#### Work to do
Reproduce the lines of the material exactly, excluding every image.

#### Extracted records
-------------------------
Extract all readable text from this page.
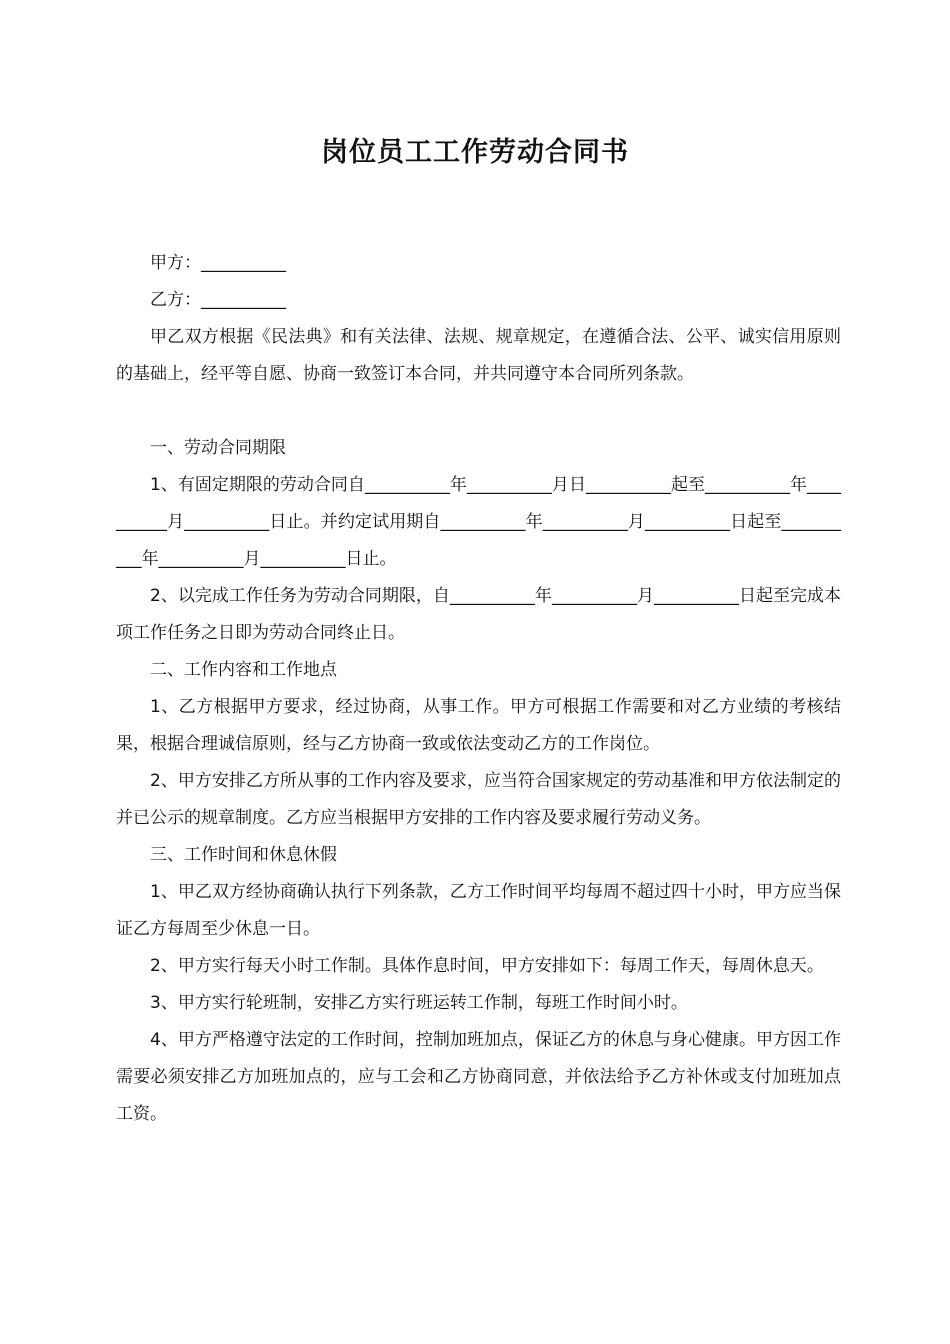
岗位员工工作劳动合同书

甲方：__________

乙方：__________

甲乙双方根据《民法典》和有关法律、法规、规章规定，在遵循合法、公平、诚实信用原则的基础上，经平等自愿、协商一致签订本合同，并共同遵守本合同所列条款。

一、劳动合同期限

1、有固定期限的劳动合同自__________年__________月日__________起至__________年__________月__________日止。并约定试用期自__________年__________月__________日起至__________年__________月__________日止。

2、以完成工作任务为劳动合同期限，自__________年__________月__________日起至完成本项工作任务之日即为劳动合同终止日。

二、工作内容和工作地点

1、乙方根据甲方要求，经过协商，从事工作。甲方可根据工作需要和对乙方业绩的考核结果，根据合理诚信原则，经与乙方协商一致或依法变动乙方的工作岗位。

2、甲方安排乙方所从事的工作内容及要求，应当符合国家规定的劳动基准和甲方依法制定的并已公示的规章制度。乙方应当根据甲方安排的工作内容及要求履行劳动义务。

三、工作时间和休息休假

1、甲乙双方经协商确认执行下列条款，乙方工作时间平均每周不超过四十小时，甲方应当保证乙方每周至少休息一日。

2、甲方实行每天小时工作制。具体作息时间，甲方安排如下：每周工作天，每周休息天。

3、甲方实行轮班制，安排乙方实行班运转工作制，每班工作时间小时。

4、甲方严格遵守法定的工作时间，控制加班加点，保证乙方的休息与身心健康。甲方因工作需要必须安排乙方加班加点的，应与工会和乙方协商同意，并依法给予乙方补休或支付加班加点工资。
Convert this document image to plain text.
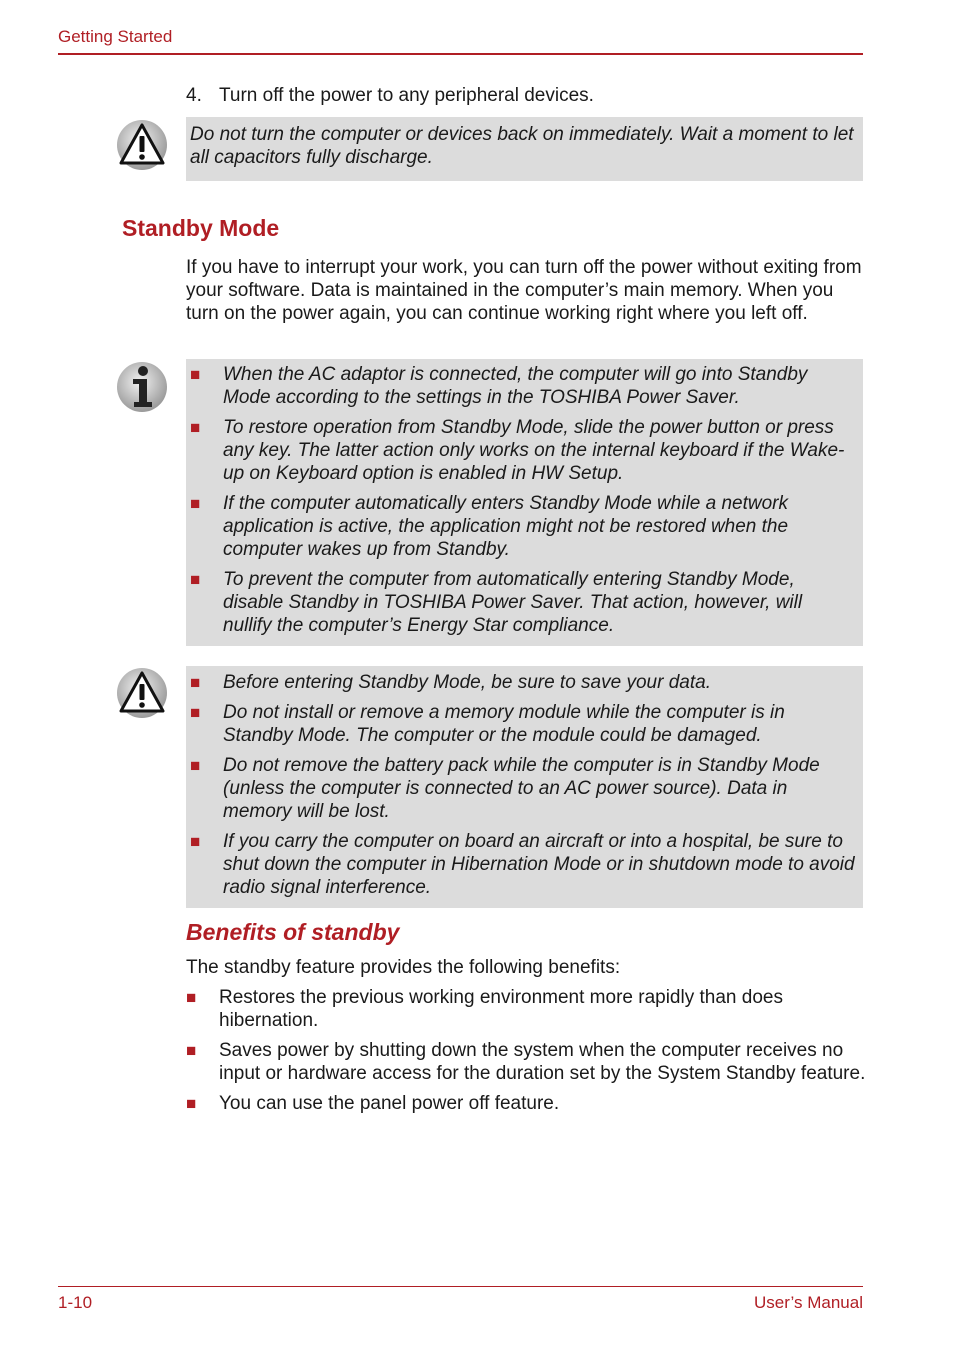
Getting Started
4. Turn off the power to any peripheral devices.
Do not turn the computer or devices back on immediately. Wait a moment to let all capacitors fully discharge.
Standby Mode
If you have to interrupt your work, you can turn off the power without exiting from your software. Data is maintained in the computer’s main memory. When you turn on the power again, you can continue working right where you left off.
■	When the AC adaptor is connected, the computer will go into Standby Mode according to the settings in the TOSHIBA Power Saver.
■	To restore operation from Standby Mode, slide the power button or press any key. The latter action only works on the internal keyboard if the Wake-up on Keyboard option is enabled in HW Setup.
■	If the computer automatically enters Standby Mode while a network application is active, the application might not be restored when the computer wakes up from Standby.
■	To prevent the computer from automatically entering Standby Mode, disable Standby in TOSHIBA Power Saver. That action, however, will nullify the computer’s Energy Star compliance.
■	Before entering Standby Mode, be sure to save your data.
■	Do not install or remove a memory module while the computer is in Standby Mode. The computer or the module could be damaged.
■	Do not remove the battery pack while the computer is in Standby Mode (unless the computer is connected to an AC power source). Data in memory will be lost.
■	If you carry the computer on board an aircraft or into a hospital, be sure to shut down the computer in Hibernation Mode or in shutdown mode to avoid radio signal interference.
Benefits of standby
The standby feature provides the following benefits:
■	Restores the previous working environment more rapidly than does hibernation.
■	Saves power by shutting down the system when the computer receives no input or hardware access for the duration set by the System Standby feature.
■	You can use the panel power off feature.
1-10	User’s Manual
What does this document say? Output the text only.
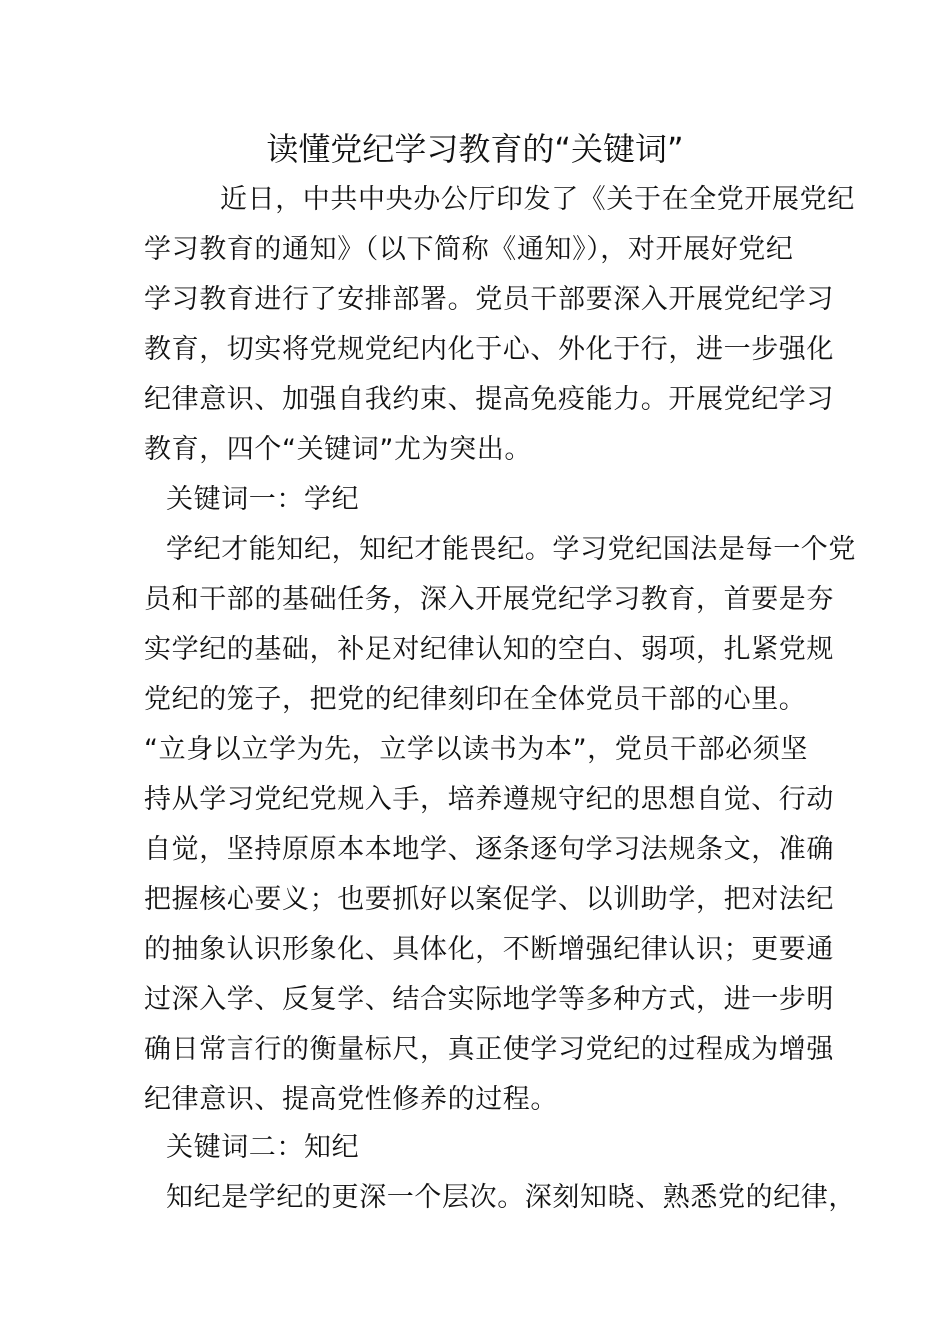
读懂党纪学习教育的“关键词”
近日，中共中央办公厅印发了《关于在全党开展党纪
学习教育的通知》（以下简称《通知》），对开展好党纪
学习教育进行了安排部署。党员干部要深入开展党纪学习
教育，切实将党规党纪内化于心、外化于行，进一步强化
纪律意识、加强自我约束、提高免疫能力。开展党纪学习
教育，四个“关键词”尤为突出。
关键词一：学纪
学纪才能知纪，知纪才能畏纪。学习党纪国法是每一个党
员和干部的基础任务，深入开展党纪学习教育，首要是夯
实学纪的基础，补足对纪律认知的空白、弱项，扎紧党规
党纪的笼子，把党的纪律刻印在全体党员干部的心里。
“立身以立学为先，立学以读书为本”，党员干部必须坚
持从学习党纪党规入手，培养遵规守纪的思想自觉、行动
自觉，坚持原原本本地学、逐条逐句学习法规条文，准确
把握核心要义；也要抓好以案促学、以训助学，把对法纪
的抽象认识形象化、具体化，不断增强纪律认识；更要通
过深入学、反复学、结合实际地学等多种方式，进一步明
确日常言行的衡量标尺，真正使学习党纪的过程成为增强
纪律意识、提高党性修养的过程。
关键词二：知纪
知纪是学纪的更深一个层次。深刻知晓、熟悉党的纪律，
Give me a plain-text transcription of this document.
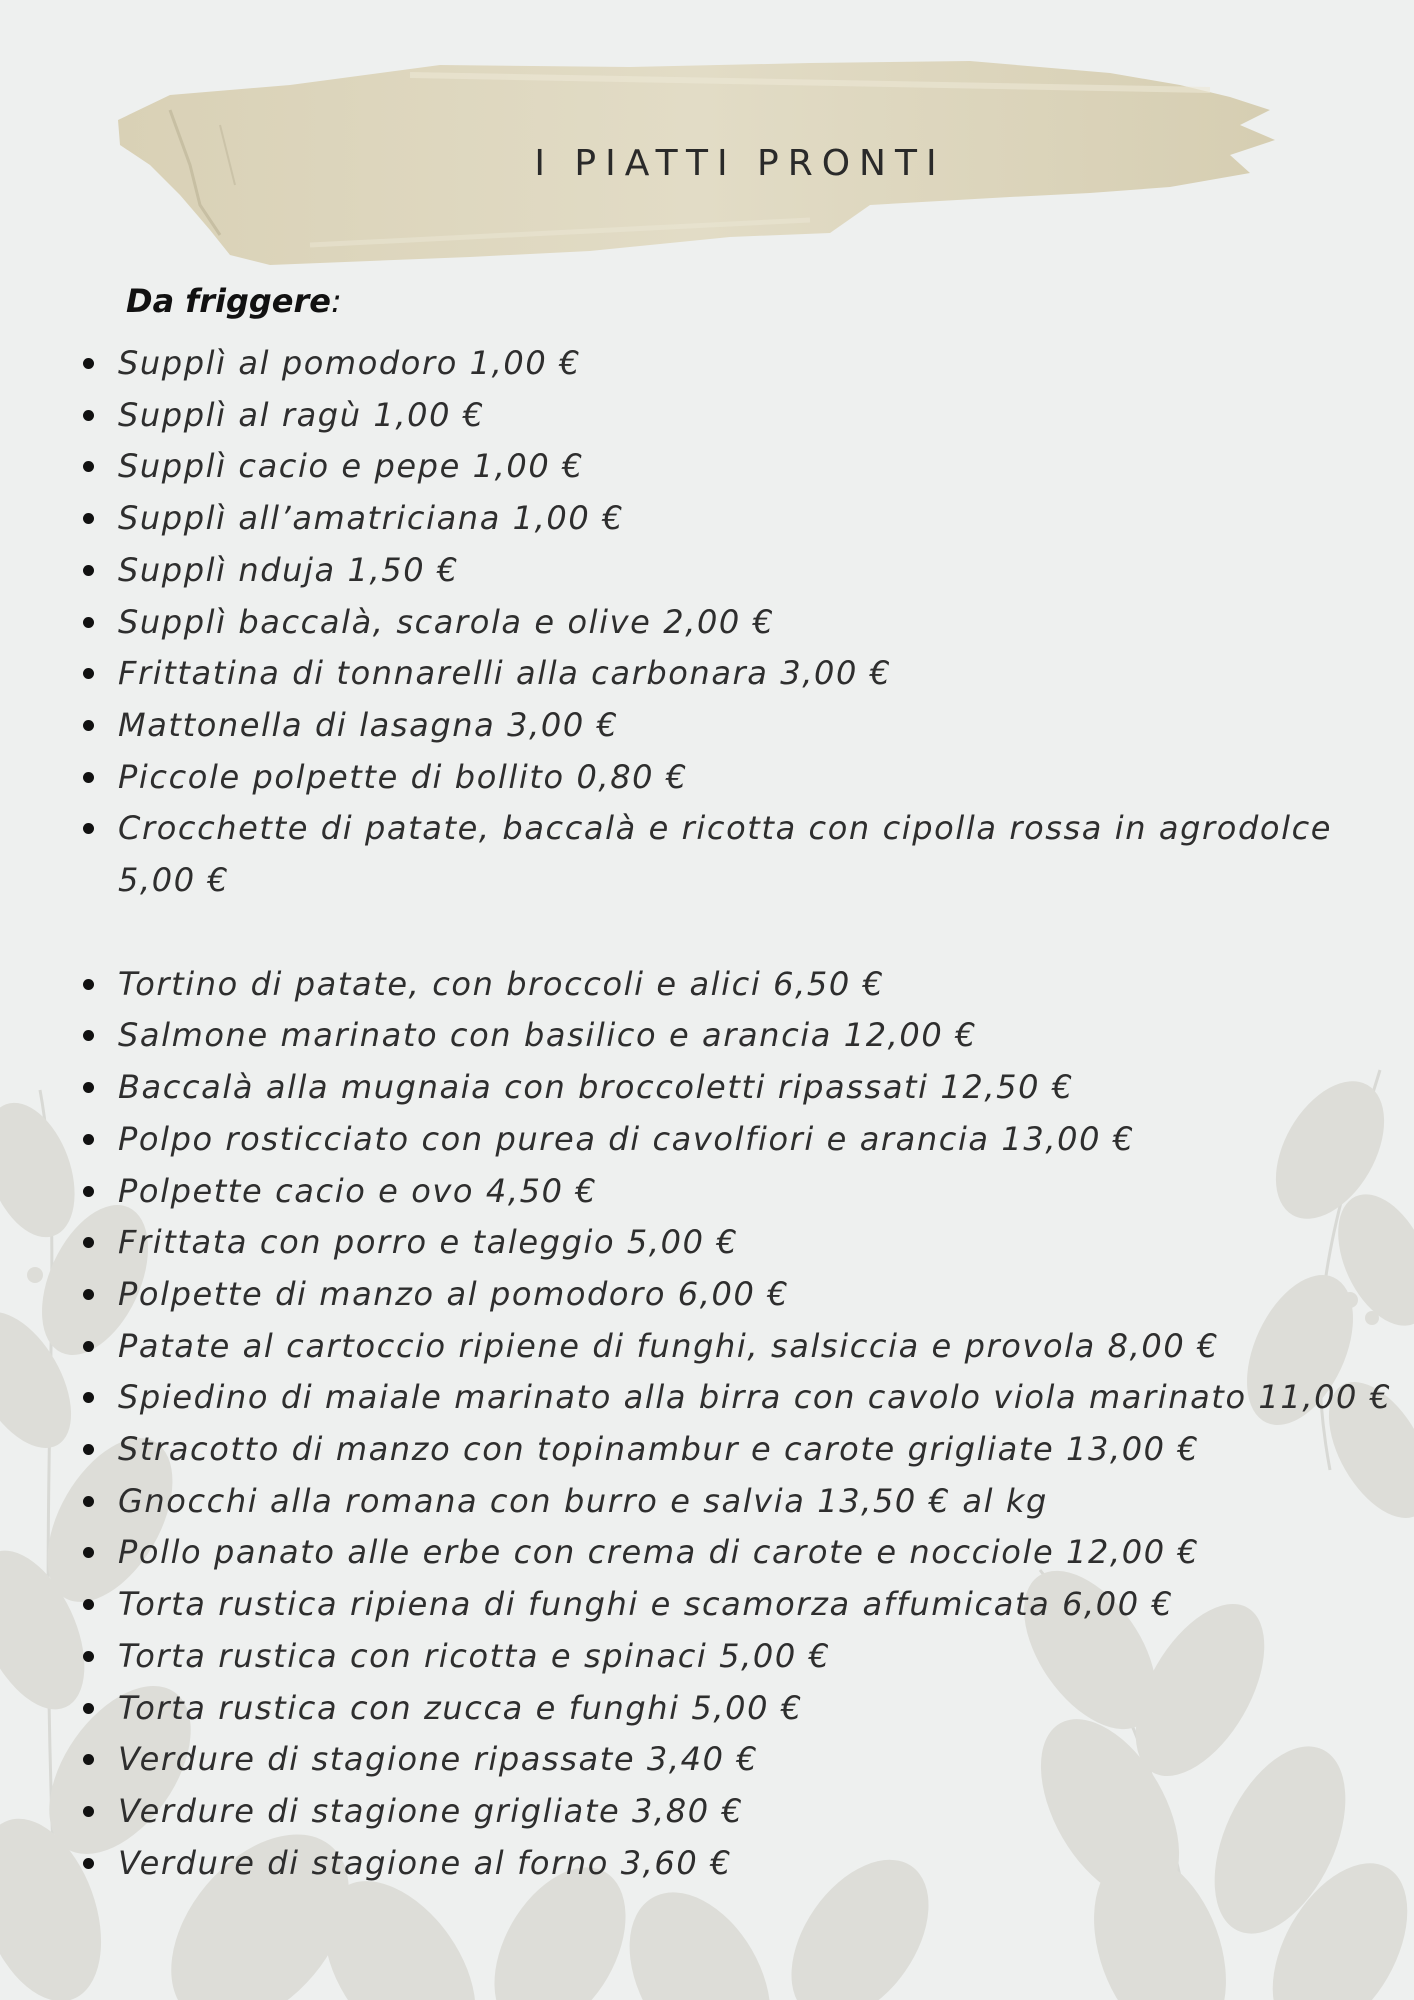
I PIATTI PRONTI
Da friggere:
Supplì al pomodoro 1,00 €
Supplì al ragù 1,00 €
Supplì cacio e pepe 1,00 €
Supplì all’amatriciana 1,00 €
Supplì nduja 1,50 €
Supplì baccalà, scarola e olive 2,00 €
Frittatina di tonnarelli alla carbonara 3,00 €
Mattonella di lasagna 3,00 €
Piccole polpette di bollito 0,80 €
Crocchette di patate, baccalà e ricotta con cipolla rossa in agrodolce 5,00 €
Tortino di patate, con broccoli e alici 6,50 €
Salmone marinato con basilico e arancia 12,00 €
Baccalà alla mugnaia con broccoletti ripassati 12,50 €
Polpo rosticciato con purea di cavolfiori e arancia 13,00 €
Polpette cacio e ovo 4,50 €
Frittata con porro e taleggio 5,00 €
Polpette di manzo al pomodoro 6,00 €
Patate al cartoccio ripiene di funghi, salsiccia e provola 8,00 €
Spiedino di maiale marinato alla birra con cavolo viola marinato 11,00 €
Stracotto di manzo con topinambur e carote grigliate 13,00 €
Gnocchi alla romana con burro e salvia 13,50 € al kg
Pollo panato alle erbe con crema di carote e nocciole 12,00 €
Torta rustica ripiena di funghi e scamorza affumicata 6,00 €
Torta rustica con ricotta e spinaci 5,00 €
Torta rustica con zucca e funghi 5,00 €
Verdure di stagione ripassate 3,40 €
Verdure di stagione grigliate 3,80 €
Verdure di stagione al forno 3,60 €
-------------------------
#### Output of the task
Extract all readable text from this page.
岗位员工工作劳动合同书

甲方：__________

乙方：__________

甲乙双方根据《民法典》和有关法律、法规、规章规定，在遵循合法、公平、诚实信用原则的基础上，经平等自愿、协商一致签订本合同，并共同遵守本合同所列条款。

一、劳动合同期限

1、有固定期限的劳动合同自__________年__________月日__________起至__________年__________月__________日止。并约定试用期自__________年__________月__________日起至__________年__________月__________日止。

2、以完成工作任务为劳动合同期限，自__________年__________月__________日起至完成本项工作任务之日即为劳动合同终止日。

二、工作内容和工作地点

1、乙方根据甲方要求，经过协商，从事工作。甲方可根据工作需要和对乙方业绩的考核结果，根据合理诚信原则，经与乙方协商一致或依法变动乙方的工作岗位。

2、甲方安排乙方所从事的工作内容及要求，应当符合国家规定的劳动基准和甲方依法制定的并已公示的规章制度。乙方应当根据甲方安排的工作内容及要求履行劳动义务。

三、工作时间和休息休假

1、甲乙双方经协商确认执行下列条款，乙方工作时间平均每周不超过四十小时，甲方应当保证乙方每周至少休息一日。

2、甲方实行每天小时工作制。具体作息时间，甲方安排如下：每周工作天，每周休息天。

3、甲方实行轮班制，安排乙方实行班运转工作制，每班工作时间小时。

4、甲方严格遵守法定的工作时间，控制加班加点，保证乙方的休息与身心健康。甲方因工作需要必须安排乙方加班加点的，应与工会和乙方协商同意，并依法给予乙方补休或支付加班加点工资。
Convert this document image to plain text.
Getting Started
4. Turn off the power to any peripheral devices.
Do not turn the computer or devices back on immediately. Wait a moment to let all capacitors fully discharge.
Standby Mode
If you have to interrupt your work, you can turn off the power without exiting from your software. Data is maintained in the computer’s main memory. When you turn on the power again, you can continue working right where you left off.
■	When the AC adaptor is connected, the computer will go into Standby Mode according to the settings in the TOSHIBA Power Saver.
■	To restore operation from Standby Mode, slide the power button or press any key. The latter action only works on the internal keyboard if the Wake-up on Keyboard option is enabled in HW Setup.
■	If the computer automatically enters Standby Mode while a network application is active, the application might not be restored when the computer wakes up from Standby.
■	To prevent the computer from automatically entering Standby Mode, disable Standby in TOSHIBA Power Saver. That action, however, will nullify the computer’s Energy Star compliance.
■	Before entering Standby Mode, be sure to save your data.
■	Do not install or remove a memory module while the computer is in Standby Mode. The computer or the module could be damaged.
■	Do not remove the battery pack while the computer is in Standby Mode (unless the computer is connected to an AC power source). Data in memory will be lost.
■	If you carry the computer on board an aircraft or into a hospital, be sure to shut down the computer in Hibernation Mode or in shutdown mode to avoid radio signal interference.
Benefits of standby
The standby feature provides the following benefits:
■	Restores the previous working environment more rapidly than does hibernation.
■	Saves power by shutting down the system when the computer receives no input or hardware access for the duration set by the System Standby feature.
■	You can use the panel power off feature.
1-10	User’s Manual
What does this document say? Output the text only.
读懂党纪学习教育的“关键词”
近日，中共中央办公厅印发了《关于在全党开展党纪
学习教育的通知》（以下简称《通知》），对开展好党纪
学习教育进行了安排部署。党员干部要深入开展党纪学习
教育，切实将党规党纪内化于心、外化于行，进一步强化
纪律意识、加强自我约束、提高免疫能力。开展党纪学习
教育，四个“关键词”尤为突出。
关键词一：学纪
学纪才能知纪，知纪才能畏纪。学习党纪国法是每一个党
员和干部的基础任务，深入开展党纪学习教育，首要是夯
实学纪的基础，补足对纪律认知的空白、弱项，扎紧党规
党纪的笼子，把党的纪律刻印在全体党员干部的心里。
“立身以立学为先，立学以读书为本”，党员干部必须坚
持从学习党纪党规入手，培养遵规守纪的思想自觉、行动
自觉，坚持原原本本地学、逐条逐句学习法规条文，准确
把握核心要义；也要抓好以案促学、以训助学，把对法纪
的抽象认识形象化、具体化，不断增强纪律认识；更要通
过深入学、反复学、结合实际地学等多种方式，进一步明
确日常言行的衡量标尺，真正使学习党纪的过程成为增强
纪律意识、提高党性修养的过程。
关键词二：知纪
知纪是学纪的更深一个层次。深刻知晓、熟悉党的纪律，
Give me a plain-text transcription of this document.
I PIATTI PRONTI
Da friggere:
Supplì al pomodoro 1,00 €
Supplì al ragù 1,00 €
Supplì cacio e pepe 1,00 €
Supplì all’amatriciana 1,00 €
Supplì nduja 1,50 €
Supplì baccalà, scarola e olive 2,00 €
Frittatina di tonnarelli alla carbonara 3,00 €
Mattonella di lasagna 3,00 €
Piccole polpette di bollito 0,80 €
Crocchette di patate, baccalà e ricotta con cipolla rossa in agrodolce 5,00 €
Tortino di patate, con broccoli e alici 6,50 €
Salmone marinato con basilico e arancia 12,00 €
Baccalà alla mugnaia con broccoletti ripassati 12,50 €
Polpo rosticciato con purea di cavolfiori e arancia 13,00 €
Polpette cacio e ovo 4,50 €
Frittata con porro e taleggio 5,00 €
Polpette di manzo al pomodoro 6,00 €
Patate al cartoccio ripiene di funghi, salsiccia e provola 8,00 €
Spiedino di maiale marinato alla birra con cavolo viola marinato 11,00 €
Stracotto di manzo con topinambur e carote grigliate 13,00 €
Gnocchi alla romana con burro e salvia 13,50 € al kg
Pollo panato alle erbe con crema di carote e nocciole 12,00 €
Torta rustica ripiena di funghi e scamorza affumicata 6,00 €
Torta rustica con ricotta e spinaci 5,00 €
Torta rustica con zucca e funghi 5,00 €
Verdure di stagione ripassate 3,40 €
Verdure di stagione grigliate 3,80 €
Verdure di stagione al forno 3,60 €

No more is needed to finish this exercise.